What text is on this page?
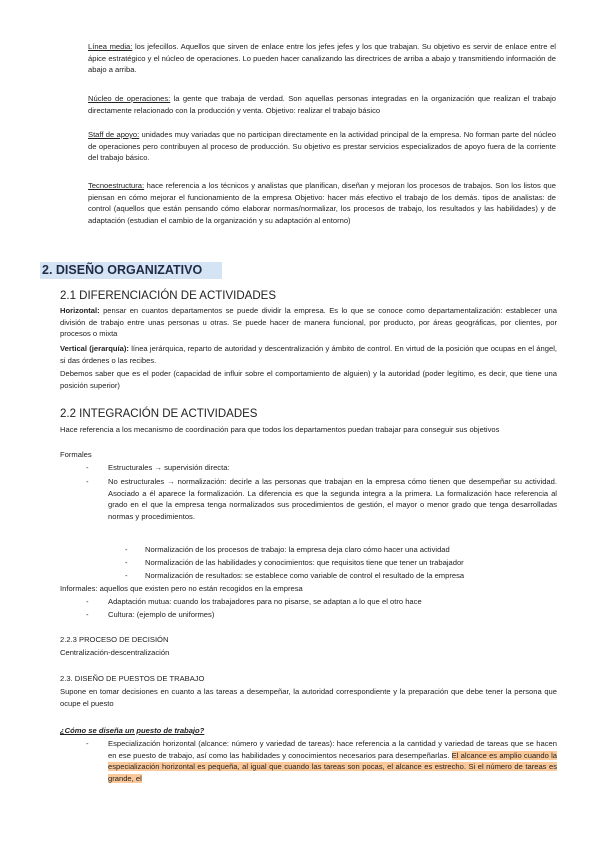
Línea media: los jefecillos. Aquellos que sirven de enlace entre los jefes jefes y los que trabajan. Su objetivo es servir de enlace entre el ápice estratégico y el núcleo de operaciones. Lo pueden hacer canalizando las directrices de arriba a abajo y transmitiendo información de abajo a arriba.
Núcleo de operaciones: la gente que trabaja de verdad. Son aquellas personas integradas en la organización que realizan el trabajo directamente relacionado con la producción y venta. Objetivo: realizar el trabajo básico
Staff de apoyo: unidades muy variadas que no participan directamente en la actividad principal de la empresa. No forman parte del núcleo de operaciones pero contribuyen al proceso de producción. Su objetivo es prestar servicios especializados de apoyo fuera de la corriente del trabajo básico.
Tecnoestructura: hace referencia a los técnicos y analistas que planifican, diseñan y mejoran los procesos de trabajos. Son los listos que piensan en cómo mejorar el funcionamiento de la empresa Objetivo: hacer más efectivo el trabajo de los demás. tipos de analistas: de control (aquellos que están pensando cómo elaborar normas/normalizar, los procesos de trabajo, los resultados y las habilidades) y de adaptación (estudian el cambio de la organización y su adaptación al entorno)
2. DISEÑO ORGANIZATIVO
2.1 DIFERENCIACIÓN DE ACTIVIDADES
Horizontal: pensar en cuantos departamentos se puede dividir la empresa. Es lo que se conoce como departamentalización: establecer una división de trabajo entre unas personas u otras. Se puede hacer de manera funcional, por producto, por áreas geográficas, por clientes, por procesos o mixta
Vertical (jerarquía): línea jerárquica, reparto de autoridad y descentralización y ámbito de control. En virtud de la posición que ocupas en el ángel, si das órdenes o las recibes.
Debemos saber que es el poder (capacidad de influir sobre el comportamiento de alguien) y la autoridad (poder legítimo, es decir, que tiene una posición superior)
2.2 INTEGRACIÓN DE ACTIVIDADES
Hace referencia a los mecanismo de coordinación para que todos los departamentos puedan trabajar para conseguir sus objetivos
Formales
-	Estructurales → supervisión directa:
-	No estructurales → normalización: decirle a las personas que trabajan en la empresa cómo tienen que desempeñar su actividad. Asociado a él aparece la formalización. La diferencia es que la segunda integra a la primera. La formalización hace referencia al grado en el que la empresa tenga normalizados sus procedimientos de gestión, el mayor o menor grado que tenga desarrolladas normas y procedimientos.
- Normalización de los procesos de trabajo: la empresa deja claro cómo hacer una actividad
- Normalización de las habilidades y conocimientos: que requisitos tiene que tener un trabajador
- Normalización de resultados: se establece como variable de control el resultado de la empresa
Informales: aquellos que existen pero no están recogidos en la empresa
-	Adaptación mutua: cuando los trabajadores para no pisarse, se adaptan a lo que el otro hace
-	Cultura: (ejemplo de uniformes)
2.2.3 PROCESO DE DECISIÓN
Centralización-descentralización
2.3. DISEÑO DE PUESTOS DE TRABAJO
Supone en tomar decisiones en cuanto a las tareas a desempeñar, la autoridad correspondiente y la preparación que debe tener la persona que ocupe el puesto
¿Cómo se diseña un puesto de trabajo?
-	Especialización horizontal (alcance: número y variedad de tareas): hace referencia a la cantidad y variedad de tareas que se hacen en ese puesto de trabajo, así como las habilidades y conocimientos necesarios para desempeñarlas. El alcance es amplio cuando la especialización horizontal es pequeña, al igual que cuando las tareas son pocas, el alcance es estrecho. Si el número de tareas es grande, el
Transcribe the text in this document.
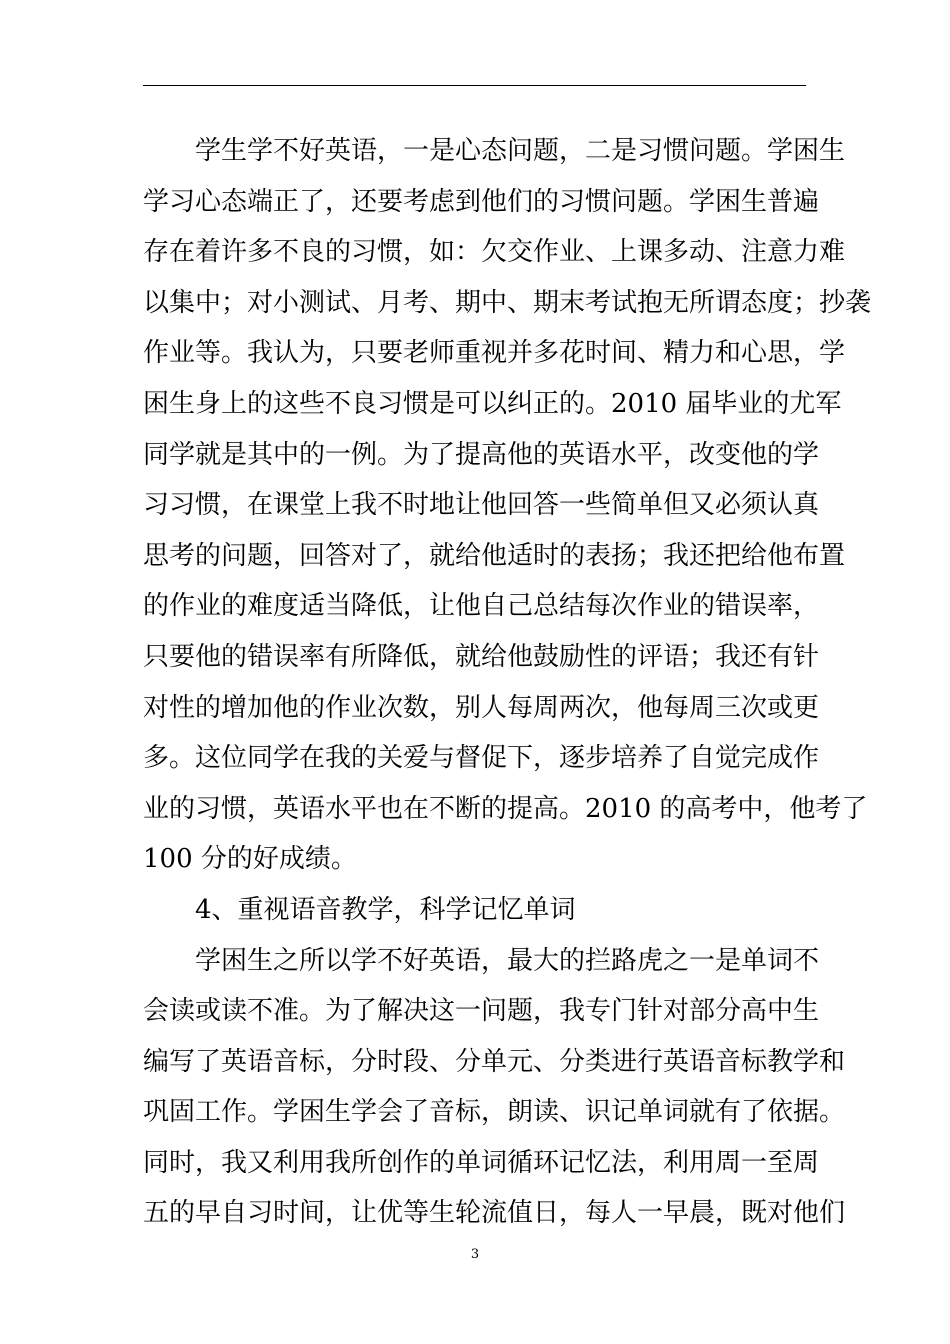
学生学不好英语，一是心态问题，二是习惯问题。学困生
学习心态端正了，还要考虑到他们的习惯问题。学困生普遍
存在着许多不良的习惯，如：欠交作业、上课多动、注意力难
以集中；对小测试、月考、期中、期末考试抱无所谓态度；抄袭
作业等。我认为，只要老师重视并多花时间、精力和心思，学
困生身上的这些不良习惯是可以纠正的。2010 届毕业的尤军
同学就是其中的一例。为了提高他的英语水平，改变他的学
习习惯，在课堂上我不时地让他回答一些简单但又必须认真
思考的问题，回答对了，就给他适时的表扬；我还把给他布置
的作业的难度适当降低，让他自己总结每次作业的错误率，
只要他的错误率有所降低，就给他鼓励性的评语；我还有针
对性的增加他的作业次数，别人每周两次，他每周三次或更
多。这位同学在我的关爱与督促下，逐步培养了自觉完成作
业的习惯，英语水平也在不断的提高。2010 的高考中，他考了
100 分的好成绩。
4、重视语音教学，科学记忆单词
学困生之所以学不好英语，最大的拦路虎之一是单词不
会读或读不准。为了解决这一问题，我专门针对部分高中生
编写了英语音标，分时段、分单元、分类进行英语音标教学和
巩固工作。学困生学会了音标，朗读、识记单词就有了依据。
同时，我又利用我所创作的单词循环记忆法，利用周一至周
五的早自习时间，让优等生轮流值日，每人一早晨，既对他们
3
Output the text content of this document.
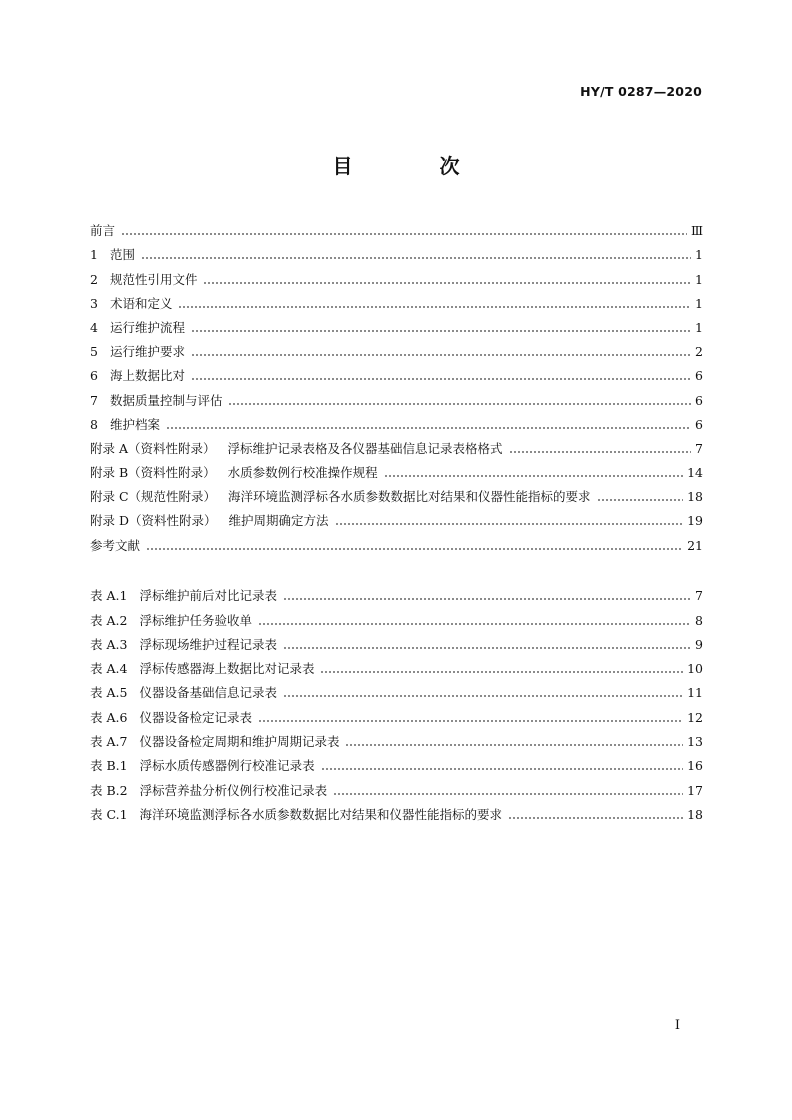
HY/T 0287—2020
目 次
前言	Ⅲ
1 范围	1
2 规范性引用文件	1
3 术语和定义	1
4 运行维护流程	1
5 运行维护要求	2
6 海上数据比对	6
7 数据质量控制与评估	6
8 维护档案	6
附录 A（资料性附录） 浮标维护记录表格及各仪器基础信息记录表格格式	7
附录 B（资料性附录） 水质参数例行校准操作规程	14
附录 C（规范性附录） 海洋环境监测浮标各水质参数数据比对结果和仪器性能指标的要求	18
附录 D（资料性附录） 维护周期确定方法	19
参考文献	21
表 A.1 浮标维护前后对比记录表	7
表 A.2 浮标维护任务验收单	8
表 A.3 浮标现场维护过程记录表	9
表 A.4 浮标传感器海上数据比对记录表	10
表 A.5 仪器设备基础信息记录表	11
表 A.6 仪器设备检定记录表	12
表 A.7 仪器设备检定周期和维护周期记录表	13
表 B.1 浮标水质传感器例行校准记录表	16
表 B.2 浮标营养盐分析仪例行校准记录表	17
表 C.1 海洋环境监测浮标各水质参数数据比对结果和仪器性能指标的要求	18
I
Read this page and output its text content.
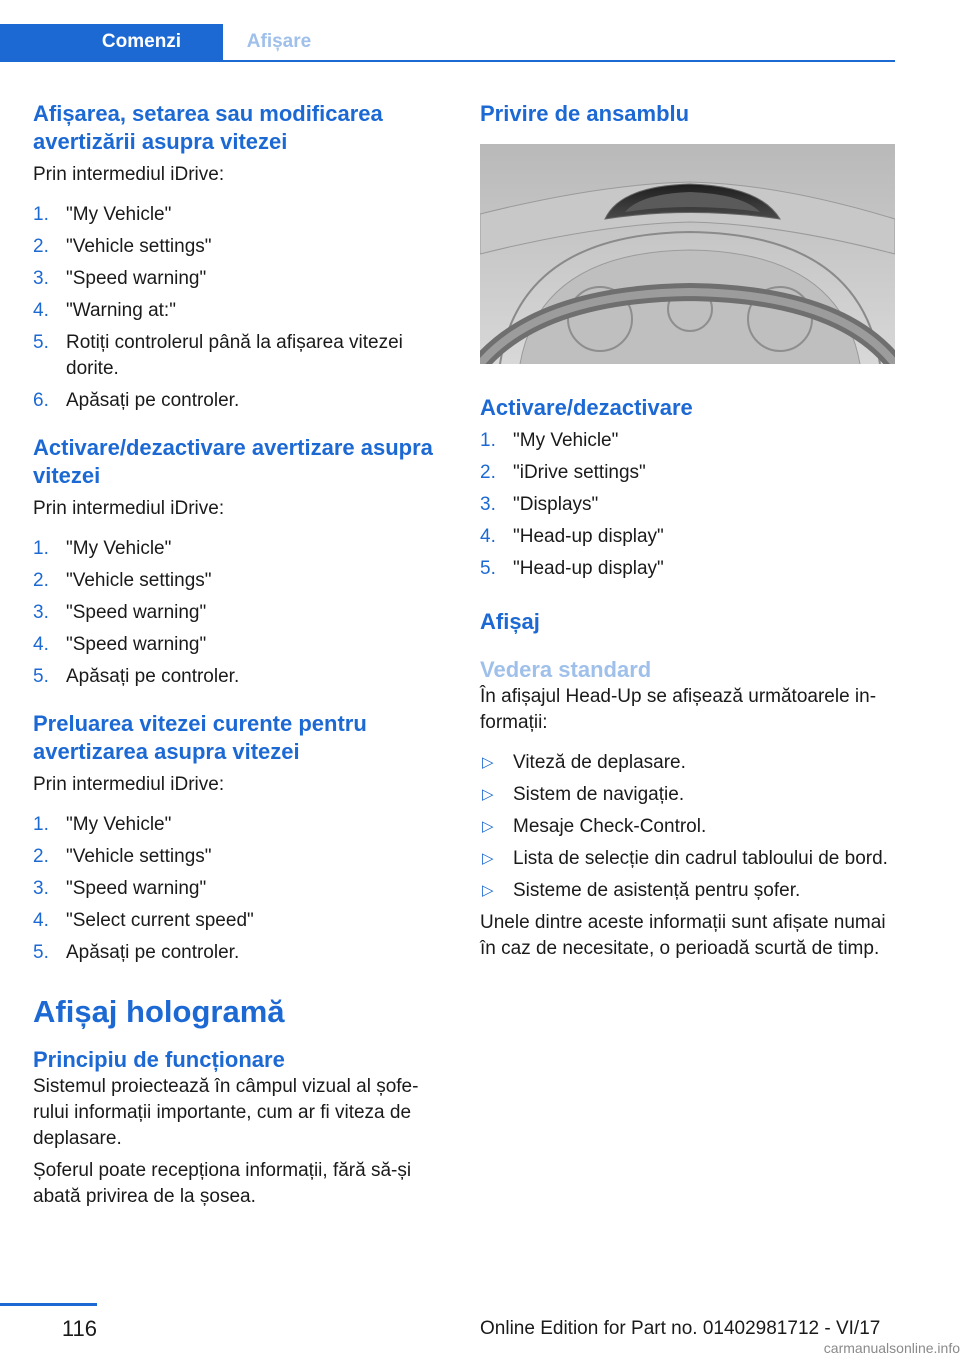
Comenzi	Afișare
Afișarea, setarea sau modificarea avertizării asupra vitezei

Prin intermediul iDrive:

1. "My Vehicle"
2. "Vehicle settings"
3. "Speed warning"
4. "Warning at:"
5. Rotiți controlerul până la afișarea vitezei dorite.
6. Apăsați pe controler.
Activare/dezactivare avertizare asupra vitezei

Prin intermediul iDrive:

1. "My Vehicle"
2. "Vehicle settings"
3. "Speed warning"
4. "Speed warning"
5. Apăsați pe controler.
Preluarea vitezei curente pentru avertizarea asupra vitezei

Prin intermediul iDrive:

1. "My Vehicle"
2. "Vehicle settings"
3. "Speed warning"
4. "Select current speed"
5. Apăsați pe controler.
Afișaj hologramă
Principiu de funcționare

Sistemul proiectează în câmpul vizual al șoferului informații importante, cum ar fi viteza de deplasare.

Șoferul poate recepționa informații, fără să-și abată privirea de la șosea.

Privire de ansamblu
Activare/dezactivare
1. "My Vehicle"
2. "iDrive settings"
3. "Displays"
4. "Head-up display"
5. "Head-up display"
Afișaj
Vedera standard

În afișajul Head-Up se afișează următoarele informații:

▷ Viteză de deplasare.
▷ Sistem de navigație.
▷ Mesaje Check-Control.
▷ Lista de selecție din cadrul tabloului de bord.
▷ Sisteme de asistență pentru șofer.

Unele dintre aceste informații sunt afișate numai în caz de necesitate, o perioadă scurtă de timp.

116	Online Edition for Part no. 01402981712 - VI/17
carmanualsonline.info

━━━━━━━━

*EXERCISE*
Copy the material above in full and exactly, skipping pictures.

*FINISHED TASK*
What text is on this page?
Línea media: los jefecillos. Aquellos que sirven de enlace entre los jefes jefes y los que trabajan. Su objetivo es servir de enlace entre el ápice estratégico y el núcleo de operaciones. Lo pueden hacer canalizando las directrices de arriba a abajo y transmitiendo información de abajo a arriba.
Núcleo de operaciones: la gente que trabaja de verdad. Son aquellas personas integradas en la organización que realizan el trabajo directamente relacionado con la producción y venta. Objetivo: realizar el trabajo básico
Staff de apoyo: unidades muy variadas que no participan directamente en la actividad principal de la empresa. No forman parte del núcleo de operaciones pero contribuyen al proceso de producción. Su objetivo es prestar servicios especializados de apoyo fuera de la corriente del trabajo básico.
Tecnoestructura: hace referencia a los técnicos y analistas que planifican, diseñan y mejoran los procesos de trabajos. Son los listos que piensan en cómo mejorar el funcionamiento de la empresa Objetivo: hacer más efectivo el trabajo de los demás. tipos de analistas: de control (aquellos que están pensando cómo elaborar normas/normalizar, los procesos de trabajo, los resultados y las habilidades) y de adaptación (estudian el cambio de la organización y su adaptación al entorno)
2. DISEÑO ORGANIZATIVO
2.1 DIFERENCIACIÓN DE ACTIVIDADES
Horizontal: pensar en cuantos departamentos se puede dividir la empresa. Es lo que se conoce como departamentalización: establecer una división de trabajo entre unas personas u otras. Se puede hacer de manera funcional, por producto, por áreas geográficas, por clientes, por procesos o mixta
Vertical (jerarquía): línea jerárquica, reparto de autoridad y descentralización y ámbito de control. En virtud de la posición que ocupas en el ángel, si das órdenes o las recibes.
Debemos saber que es el poder (capacidad de influir sobre el comportamiento de alguien) y la autoridad (poder legítimo, es decir, que tiene una posición superior)
2.2 INTEGRACIÓN DE ACTIVIDADES
Hace referencia a los mecanismo de coordinación para que todos los departamentos puedan trabajar para conseguir sus objetivos
Formales
-	Estructurales → supervisión directa:
-	No estructurales → normalización: decirle a las personas que trabajan en la empresa cómo tienen que desempeñar su actividad. Asociado a él aparece la formalización. La diferencia es que la segunda integra a la primera. La formalización hace referencia al grado en el que la empresa tenga normalizados sus procedimientos de gestión, el mayor o menor grado que tenga desarrolladas normas y procedimientos.
- Normalización de los procesos de trabajo: la empresa deja claro cómo hacer una actividad
- Normalización de las habilidades y conocimientos: que requisitos tiene que tener un trabajador
- Normalización de resultados: se establece como variable de control el resultado de la empresa
Informales: aquellos que existen pero no están recogidos en la empresa
-	Adaptación mutua: cuando los trabajadores para no pisarse, se adaptan a lo que el otro hace
-	Cultura: (ejemplo de uniformes)
2.2.3 PROCESO DE DECISIÓN
Centralización-descentralización
2.3. DISEÑO DE PUESTOS DE TRABAJO
Supone en tomar decisiones en cuanto a las tareas a desempeñar, la autoridad correspondiente y la preparación que debe tener la persona que ocupe el puesto
¿Cómo se diseña un puesto de trabajo?
-	Especialización horizontal (alcance: número y variedad de tareas): hace referencia a la cantidad y variedad de tareas que se hacen en ese puesto de trabajo, así como las habilidades y conocimientos necesarios para desempeñarlas. El alcance es amplio cuando la especialización horizontal es pequeña, al igual que cuando las tareas son pocas, el alcance es estrecho. Si el número de tareas es grande, el
Transcribe the text in this document.
学生学不好英语，一是心态问题，二是习惯问题。学困生
学习心态端正了，还要考虑到他们的习惯问题。学困生普遍
存在着许多不良的习惯，如：欠交作业、上课多动、注意力难
以集中；对小测试、月考、期中、期末考试抱无所谓态度；抄袭
作业等。我认为，只要老师重视并多花时间、精力和心思，学
困生身上的这些不良习惯是可以纠正的。2010 届毕业的尤军
同学就是其中的一例。为了提高他的英语水平，改变他的学
习习惯，在课堂上我不时地让他回答一些简单但又必须认真
思考的问题，回答对了，就给他适时的表扬；我还把给他布置
的作业的难度适当降低，让他自己总结每次作业的错误率，
只要他的错误率有所降低，就给他鼓励性的评语；我还有针
对性的增加他的作业次数，别人每周两次，他每周三次或更
多。这位同学在我的关爱与督促下，逐步培养了自觉完成作
业的习惯，英语水平也在不断的提高。2010 的高考中，他考了
100 分的好成绩。
4、重视语音教学，科学记忆单词
学困生之所以学不好英语，最大的拦路虎之一是单词不
会读或读不准。为了解决这一问题，我专门针对部分高中生
编写了英语音标，分时段、分单元、分类进行英语音标教学和
巩固工作。学困生学会了音标，朗读、识记单词就有了依据。
同时，我又利用我所创作的单词循环记忆法，利用周一至周
五的早自习时间，让优等生轮流值日，每人一早晨，既对他们
3
Output the text content of this document.
HY/T 0287—2020
目 次
前言	Ⅲ
1 范围	1
2 规范性引用文件	1
3 术语和定义	1
4 运行维护流程	1
5 运行维护要求	2
6 海上数据比对	6
7 数据质量控制与评估	6
8 维护档案	6
附录 A（资料性附录） 浮标维护记录表格及各仪器基础信息记录表格格式	7
附录 B（资料性附录） 水质参数例行校准操作规程	14
附录 C（规范性附录） 海洋环境监测浮标各水质参数数据比对结果和仪器性能指标的要求	18
附录 D（资料性附录） 维护周期确定方法	19
参考文献	21
表 A.1 浮标维护前后对比记录表	7
表 A.2 浮标维护任务验收单	8
表 A.3 浮标现场维护过程记录表	9
表 A.4 浮标传感器海上数据比对记录表	10
表 A.5 仪器设备基础信息记录表	11
表 A.6 仪器设备检定记录表	12
表 A.7 仪器设备检定周期和维护周期记录表	13
表 B.1 浮标水质传感器例行校准记录表	16
表 B.2 浮标营养盐分析仪例行校准记录表	17
表 C.1 海洋环境监测浮标各水质参数数据比对结果和仪器性能指标的要求	18
I
Read this page and output its text content.
Comenzi	Afișare
Afișarea, setarea sau modificarea avertizării asupra vitezei

Prin intermediul iDrive:

1. "My Vehicle"
2. "Vehicle settings"
3. "Speed warning"
4. "Warning at:"
5. Rotiți controlerul până la afișarea vitezei dorite.
6. Apăsați pe controler.
Activare/dezactivare avertizare asupra vitezei

Prin intermediul iDrive:

1. "My Vehicle"
2. "Vehicle settings"
3. "Speed warning"
4. "Speed warning"
5. Apăsați pe controler.
Preluarea vitezei curente pentru avertizarea asupra vitezei

Prin intermediul iDrive:

1. "My Vehicle"
2. "Vehicle settings"
3. "Speed warning"
4. "Select current speed"
5. Apăsați pe controler.
Afișaj hologramă
Principiu de funcționare

Sistemul proiectează în câmpul vizual al șoferului informații importante, cum ar fi viteza de deplasare.

Șoferul poate recepționa informații, fără să-și abată privirea de la șosea.

Privire de ansamblu
Activare/dezactivare
1. "My Vehicle"
2. "iDrive settings"
3. "Displays"
4. "Head-up display"
5. "Head-up display"
Afișaj
Vedera standard

În afișajul Head-Up se afișează următoarele informații:

▷ Viteză de deplasare.
▷ Sistem de navigație.
▷ Mesaje Check-Control.
▷ Lista de selecție din cadrul tabloului de bord.
▷ Sisteme de asistență pentru șofer.

Unele dintre aceste informații sunt afișate numai în caz de necesitate, o perioadă scurtă de timp.

116	Online Edition for Part no. 01402981712 - VI/17
carmanualsonline.info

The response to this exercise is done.